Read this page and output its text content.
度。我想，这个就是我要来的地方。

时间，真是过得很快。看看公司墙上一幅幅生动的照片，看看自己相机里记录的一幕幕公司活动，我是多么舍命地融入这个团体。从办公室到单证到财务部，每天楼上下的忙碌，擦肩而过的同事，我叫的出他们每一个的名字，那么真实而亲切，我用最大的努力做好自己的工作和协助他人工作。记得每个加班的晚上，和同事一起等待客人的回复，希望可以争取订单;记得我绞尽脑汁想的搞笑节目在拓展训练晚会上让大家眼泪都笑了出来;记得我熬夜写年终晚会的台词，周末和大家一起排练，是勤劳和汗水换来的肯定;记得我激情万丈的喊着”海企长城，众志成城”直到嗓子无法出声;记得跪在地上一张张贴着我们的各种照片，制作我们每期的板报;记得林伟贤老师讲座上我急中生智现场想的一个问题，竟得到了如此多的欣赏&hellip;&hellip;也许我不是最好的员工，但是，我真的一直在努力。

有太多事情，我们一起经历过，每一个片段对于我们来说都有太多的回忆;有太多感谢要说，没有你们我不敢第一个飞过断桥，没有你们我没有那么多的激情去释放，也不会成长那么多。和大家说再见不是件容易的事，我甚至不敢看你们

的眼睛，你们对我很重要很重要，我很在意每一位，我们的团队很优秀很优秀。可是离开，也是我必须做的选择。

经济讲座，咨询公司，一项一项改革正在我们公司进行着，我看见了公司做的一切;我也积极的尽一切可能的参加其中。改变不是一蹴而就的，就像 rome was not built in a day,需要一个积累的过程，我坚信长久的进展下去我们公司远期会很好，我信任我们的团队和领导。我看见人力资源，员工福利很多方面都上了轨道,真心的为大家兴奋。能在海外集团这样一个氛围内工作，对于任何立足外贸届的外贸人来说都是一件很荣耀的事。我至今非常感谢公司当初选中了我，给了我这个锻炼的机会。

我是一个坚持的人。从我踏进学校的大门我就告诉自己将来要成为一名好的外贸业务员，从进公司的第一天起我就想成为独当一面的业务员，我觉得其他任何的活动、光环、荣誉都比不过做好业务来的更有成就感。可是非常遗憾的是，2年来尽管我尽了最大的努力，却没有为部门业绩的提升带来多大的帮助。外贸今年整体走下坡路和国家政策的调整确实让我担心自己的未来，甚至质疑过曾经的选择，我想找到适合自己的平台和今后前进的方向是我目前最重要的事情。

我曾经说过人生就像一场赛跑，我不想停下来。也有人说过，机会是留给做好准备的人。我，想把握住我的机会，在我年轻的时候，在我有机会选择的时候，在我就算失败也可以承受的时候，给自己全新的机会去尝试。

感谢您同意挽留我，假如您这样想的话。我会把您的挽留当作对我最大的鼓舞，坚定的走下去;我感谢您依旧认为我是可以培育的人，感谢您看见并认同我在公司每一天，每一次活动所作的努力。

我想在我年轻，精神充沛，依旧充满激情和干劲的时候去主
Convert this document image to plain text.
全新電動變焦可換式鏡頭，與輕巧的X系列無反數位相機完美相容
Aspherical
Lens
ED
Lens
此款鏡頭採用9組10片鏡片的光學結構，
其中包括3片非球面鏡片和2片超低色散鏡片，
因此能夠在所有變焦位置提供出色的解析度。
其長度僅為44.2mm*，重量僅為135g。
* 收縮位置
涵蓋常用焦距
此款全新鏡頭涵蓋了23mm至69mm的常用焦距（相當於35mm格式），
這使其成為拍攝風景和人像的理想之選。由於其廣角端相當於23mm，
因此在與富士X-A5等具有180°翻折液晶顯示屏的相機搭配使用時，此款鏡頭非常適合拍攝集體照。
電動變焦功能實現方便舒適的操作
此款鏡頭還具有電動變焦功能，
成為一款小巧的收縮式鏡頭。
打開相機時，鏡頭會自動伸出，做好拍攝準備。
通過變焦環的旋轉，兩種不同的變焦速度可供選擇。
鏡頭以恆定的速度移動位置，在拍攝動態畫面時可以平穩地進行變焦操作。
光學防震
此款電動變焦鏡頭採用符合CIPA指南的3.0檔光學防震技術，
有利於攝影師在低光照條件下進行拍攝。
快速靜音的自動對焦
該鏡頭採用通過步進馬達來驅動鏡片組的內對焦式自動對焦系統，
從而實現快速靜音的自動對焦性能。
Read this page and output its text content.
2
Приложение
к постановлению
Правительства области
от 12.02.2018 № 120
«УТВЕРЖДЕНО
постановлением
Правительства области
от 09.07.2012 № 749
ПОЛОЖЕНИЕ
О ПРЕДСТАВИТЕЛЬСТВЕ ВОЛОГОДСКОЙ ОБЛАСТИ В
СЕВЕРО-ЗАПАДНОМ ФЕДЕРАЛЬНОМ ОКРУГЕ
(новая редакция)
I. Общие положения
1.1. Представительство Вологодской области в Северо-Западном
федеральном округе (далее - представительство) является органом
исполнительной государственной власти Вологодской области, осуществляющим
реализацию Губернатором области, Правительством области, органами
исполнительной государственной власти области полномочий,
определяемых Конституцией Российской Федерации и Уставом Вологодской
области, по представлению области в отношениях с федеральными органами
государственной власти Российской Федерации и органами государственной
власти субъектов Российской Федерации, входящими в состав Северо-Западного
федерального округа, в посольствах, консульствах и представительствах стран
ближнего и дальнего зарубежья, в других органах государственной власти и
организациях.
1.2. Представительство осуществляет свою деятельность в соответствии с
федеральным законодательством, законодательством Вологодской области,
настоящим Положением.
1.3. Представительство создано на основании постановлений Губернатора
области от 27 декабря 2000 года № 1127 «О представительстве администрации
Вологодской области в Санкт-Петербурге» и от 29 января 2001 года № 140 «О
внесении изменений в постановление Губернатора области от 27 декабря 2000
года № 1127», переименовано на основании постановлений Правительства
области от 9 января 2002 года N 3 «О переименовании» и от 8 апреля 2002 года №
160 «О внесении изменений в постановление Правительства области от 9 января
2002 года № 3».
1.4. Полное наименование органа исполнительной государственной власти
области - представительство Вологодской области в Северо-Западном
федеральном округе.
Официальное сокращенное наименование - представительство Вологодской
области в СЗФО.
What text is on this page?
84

-=-=-

Restate every record exactly, leaving nothing out.

Read this page and output its text content.
度。我想，这个就是我要来的地方。

时间，真是过得很快。看看公司墙上一幅幅生动的照片，看看自己相机里记录的一幕幕公司活动，我是多么舍命地融入这个团体。从办公室到单证到财务部，每天楼上下的忙碌，擦肩而过的同事，我叫的出他们每一个的名字，那么真实而亲切，我用最大的努力做好自己的工作和协助他人工作。记得每个加班的晚上，和同事一起等待客人的回复，希望可以争取订单;记得我绞尽脑汁想的搞笑节目在拓展训练晚会上让大家眼泪都笑了出来;记得我熬夜写年终晚会的台词，周末和大家一起排练，是勤劳和汗水换来的肯定;记得我激情万丈的喊着”海企长城，众志成城”直到嗓子无法出声;记得跪在地上一张张贴着我们的各种照片，制作我们每期的板报;记得林伟贤老师讲座上我急中生智现场想的一个问题，竟得到了如此多的欣赏&hellip;&hellip;也许我不是最好的员工，但是，我真的一直在努力。

有太多事情，我们一起经历过，每一个片段对于我们来说都有太多的回忆;有太多感谢要说，没有你们我不敢第一个飞过断桥，没有你们我没有那么多的激情去释放，也不会成长那么多。和大家说再见不是件容易的事，我甚至不敢看你们

的眼睛，你们对我很重要很重要，我很在意每一位，我们的团队很优秀很优秀。可是离开，也是我必须做的选择。

经济讲座，咨询公司，一项一项改革正在我们公司进行着，我看见了公司做的一切;我也积极的尽一切可能的参加其中。改变不是一蹴而就的，就像 rome was not built in a day,需要一个积累的过程，我坚信长久的进展下去我们公司远期会很好，我信任我们的团队和领导。我看见人力资源，员工福利很多方面都上了轨道,真心的为大家兴奋。能在海外集团这样一个氛围内工作，对于任何立足外贸届的外贸人来说都是一件很荣耀的事。我至今非常感谢公司当初选中了我，给了我这个锻炼的机会。

我是一个坚持的人。从我踏进学校的大门我就告诉自己将来要成为一名好的外贸业务员，从进公司的第一天起我就想成为独当一面的业务员，我觉得其他任何的活动、光环、荣誉都比不过做好业务来的更有成就感。可是非常遗憾的是，2年来尽管我尽了最大的努力，却没有为部门业绩的提升带来多大的帮助。外贸今年整体走下坡路和国家政策的调整确实让我担心自己的未来，甚至质疑过曾经的选择，我想找到适合自己的平台和今后前进的方向是我目前最重要的事情。

我曾经说过人生就像一场赛跑，我不想停下来。也有人说过，机会是留给做好准备的人。我，想把握住我的机会，在我年轻的时候，在我有机会选择的时候，在我就算失败也可以承受的时候，给自己全新的机会去尝试。

感谢您同意挽留我，假如您这样想的话。我会把您的挽留当作对我最大的鼓舞，坚定的走下去;我感谢您依旧认为我是可以培育的人，感谢您看见并认同我在公司每一天，每一次活动所作的努力。

我想在我年轻，精神充沛，依旧充满激情和干劲的时候去主
Convert this document image to plain text.
全新電動變焦可換式鏡頭，與輕巧的X系列無反數位相機完美相容
Aspherical
Lens
ED
Lens
此款鏡頭採用9組10片鏡片的光學結構，
其中包括3片非球面鏡片和2片超低色散鏡片，
因此能夠在所有變焦位置提供出色的解析度。
其長度僅為44.2mm*，重量僅為135g。
* 收縮位置
涵蓋常用焦距
此款全新鏡頭涵蓋了23mm至69mm的常用焦距（相當於35mm格式），
這使其成為拍攝風景和人像的理想之選。由於其廣角端相當於23mm，
因此在與富士X-A5等具有180°翻折液晶顯示屏的相機搭配使用時，此款鏡頭非常適合拍攝集體照。
電動變焦功能實現方便舒適的操作
此款鏡頭還具有電動變焦功能，
成為一款小巧的收縮式鏡頭。
打開相機時，鏡頭會自動伸出，做好拍攝準備。
通過變焦環的旋轉，兩種不同的變焦速度可供選擇。
鏡頭以恆定的速度移動位置，在拍攝動態畫面時可以平穩地進行變焦操作。
光學防震
此款電動變焦鏡頭採用符合CIPA指南的3.0檔光學防震技術，
有利於攝影師在低光照條件下進行拍攝。
快速靜音的自動對焦
該鏡頭採用通過步進馬達來驅動鏡片組的內對焦式自動對焦系統，
從而實現快速靜音的自動對焦性能。
Read this page and output its text content.
2
Приложение
к постановлению
Правительства области
от 12.02.2018 № 120
«УТВЕРЖДЕНО
постановлением
Правительства области
от 09.07.2012 № 749
ПОЛОЖЕНИЕ
О ПРЕДСТАВИТЕЛЬСТВЕ ВОЛОГОДСКОЙ ОБЛАСТИ В
СЕВЕРО-ЗАПАДНОМ ФЕДЕРАЛЬНОМ ОКРУГЕ
(новая редакция)
I. Общие положения
1.1. Представительство Вологодской области в Северо-Западном
федеральном округе (далее - представительство) является органом
исполнительной государственной власти Вологодской области, осуществляющим
реализацию Губернатором области, Правительством области, органами
исполнительной государственной власти области полномочий,
определяемых Конституцией Российской Федерации и Уставом Вологодской
области, по представлению области в отношениях с федеральными органами
государственной власти Российской Федерации и органами государственной
власти субъектов Российской Федерации, входящими в состав Северо-Западного
федерального округа, в посольствах, консульствах и представительствах стран
ближнего и дальнего зарубежья, в других органах государственной власти и
организациях.
1.2. Представительство осуществляет свою деятельность в соответствии с
федеральным законодательством, законодательством Вологодской области,
настоящим Положением.
1.3. Представительство создано на основании постановлений Губернатора
области от 27 декабря 2000 года № 1127 «О представительстве администрации
Вологодской области в Санкт-Петербурге» и от 29 января 2001 года № 140 «О
внесении изменений в постановление Губернатора области от 27 декабря 2000
года № 1127», переименовано на основании постановлений Правительства
области от 9 января 2002 года N 3 «О переименовании» и от 8 апреля 2002 года №
160 «О внесении изменений в постановление Правительства области от 9 января
2002 года № 3».
1.4. Полное наименование органа исполнительной государственной власти
области - представительство Вологодской области в Северо-Западном
федеральном округе.
Официальное сокращенное наименование - представительство Вологодской
области в СЗФО.
What text is on this page?
84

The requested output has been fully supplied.